A block of data:
##############################

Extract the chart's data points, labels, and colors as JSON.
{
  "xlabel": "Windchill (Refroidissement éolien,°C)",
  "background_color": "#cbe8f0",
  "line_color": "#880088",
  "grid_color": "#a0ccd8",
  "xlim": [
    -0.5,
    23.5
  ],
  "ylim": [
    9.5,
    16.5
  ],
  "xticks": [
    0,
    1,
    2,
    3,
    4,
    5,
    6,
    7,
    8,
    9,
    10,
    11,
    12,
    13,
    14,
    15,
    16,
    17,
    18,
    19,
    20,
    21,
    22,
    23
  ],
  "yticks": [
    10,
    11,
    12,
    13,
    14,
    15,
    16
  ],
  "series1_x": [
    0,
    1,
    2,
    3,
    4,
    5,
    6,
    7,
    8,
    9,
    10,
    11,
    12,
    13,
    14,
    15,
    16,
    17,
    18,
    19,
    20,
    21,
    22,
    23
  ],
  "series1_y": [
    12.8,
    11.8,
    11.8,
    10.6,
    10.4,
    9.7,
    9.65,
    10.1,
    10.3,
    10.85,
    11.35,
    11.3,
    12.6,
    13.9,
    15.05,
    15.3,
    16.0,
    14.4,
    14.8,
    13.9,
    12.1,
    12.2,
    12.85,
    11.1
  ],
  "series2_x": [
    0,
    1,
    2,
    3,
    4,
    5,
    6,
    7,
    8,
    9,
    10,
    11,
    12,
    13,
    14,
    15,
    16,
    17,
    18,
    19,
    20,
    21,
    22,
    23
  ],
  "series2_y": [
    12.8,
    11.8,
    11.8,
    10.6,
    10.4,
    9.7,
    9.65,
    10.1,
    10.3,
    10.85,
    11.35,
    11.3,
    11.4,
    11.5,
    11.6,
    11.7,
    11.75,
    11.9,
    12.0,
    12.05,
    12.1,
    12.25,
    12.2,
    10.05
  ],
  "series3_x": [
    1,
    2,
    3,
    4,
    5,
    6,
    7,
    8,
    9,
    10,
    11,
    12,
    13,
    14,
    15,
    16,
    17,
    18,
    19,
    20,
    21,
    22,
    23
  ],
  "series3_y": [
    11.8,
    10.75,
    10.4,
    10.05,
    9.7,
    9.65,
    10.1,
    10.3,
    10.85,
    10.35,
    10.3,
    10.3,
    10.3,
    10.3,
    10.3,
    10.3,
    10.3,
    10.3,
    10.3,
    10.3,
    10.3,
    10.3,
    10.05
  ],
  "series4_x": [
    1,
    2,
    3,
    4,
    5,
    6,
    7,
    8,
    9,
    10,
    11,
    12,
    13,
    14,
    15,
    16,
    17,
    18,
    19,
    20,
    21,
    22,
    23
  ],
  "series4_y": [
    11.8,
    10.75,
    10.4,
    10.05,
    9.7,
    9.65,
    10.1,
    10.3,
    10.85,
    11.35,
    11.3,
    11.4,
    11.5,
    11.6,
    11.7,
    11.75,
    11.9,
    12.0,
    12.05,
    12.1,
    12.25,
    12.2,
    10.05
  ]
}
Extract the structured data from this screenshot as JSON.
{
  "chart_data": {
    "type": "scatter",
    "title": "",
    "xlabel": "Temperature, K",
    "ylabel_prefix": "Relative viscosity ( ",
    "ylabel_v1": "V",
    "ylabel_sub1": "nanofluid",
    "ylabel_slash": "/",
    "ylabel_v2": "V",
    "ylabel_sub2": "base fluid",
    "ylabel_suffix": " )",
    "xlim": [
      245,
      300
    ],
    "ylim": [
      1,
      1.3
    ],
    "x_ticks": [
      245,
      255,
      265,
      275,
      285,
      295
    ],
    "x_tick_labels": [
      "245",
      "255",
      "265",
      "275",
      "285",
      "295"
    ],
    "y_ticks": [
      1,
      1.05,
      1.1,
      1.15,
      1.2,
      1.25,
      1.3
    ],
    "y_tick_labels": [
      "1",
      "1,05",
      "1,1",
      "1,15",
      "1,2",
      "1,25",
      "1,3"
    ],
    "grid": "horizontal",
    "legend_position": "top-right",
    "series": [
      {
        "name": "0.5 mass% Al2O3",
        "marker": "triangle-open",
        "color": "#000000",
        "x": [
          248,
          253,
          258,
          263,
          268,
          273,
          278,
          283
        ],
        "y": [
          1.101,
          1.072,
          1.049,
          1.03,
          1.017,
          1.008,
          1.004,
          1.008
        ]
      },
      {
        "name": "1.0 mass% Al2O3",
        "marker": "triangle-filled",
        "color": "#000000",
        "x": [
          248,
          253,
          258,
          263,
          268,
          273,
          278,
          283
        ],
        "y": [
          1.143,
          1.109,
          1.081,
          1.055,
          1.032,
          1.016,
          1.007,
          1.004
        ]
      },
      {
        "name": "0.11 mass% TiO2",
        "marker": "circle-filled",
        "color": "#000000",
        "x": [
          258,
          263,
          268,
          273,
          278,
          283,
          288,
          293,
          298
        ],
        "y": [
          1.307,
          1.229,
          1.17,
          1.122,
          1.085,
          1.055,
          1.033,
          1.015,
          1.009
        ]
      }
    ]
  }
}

##############################

● **Task brief**:
Note every line above where the string "xlabel" shows up, and copy those lines.

● **The output**:
  "xlabel": "Windchill (Refroidissement éolien,°C)",
    "xlabel": "Temperature, K",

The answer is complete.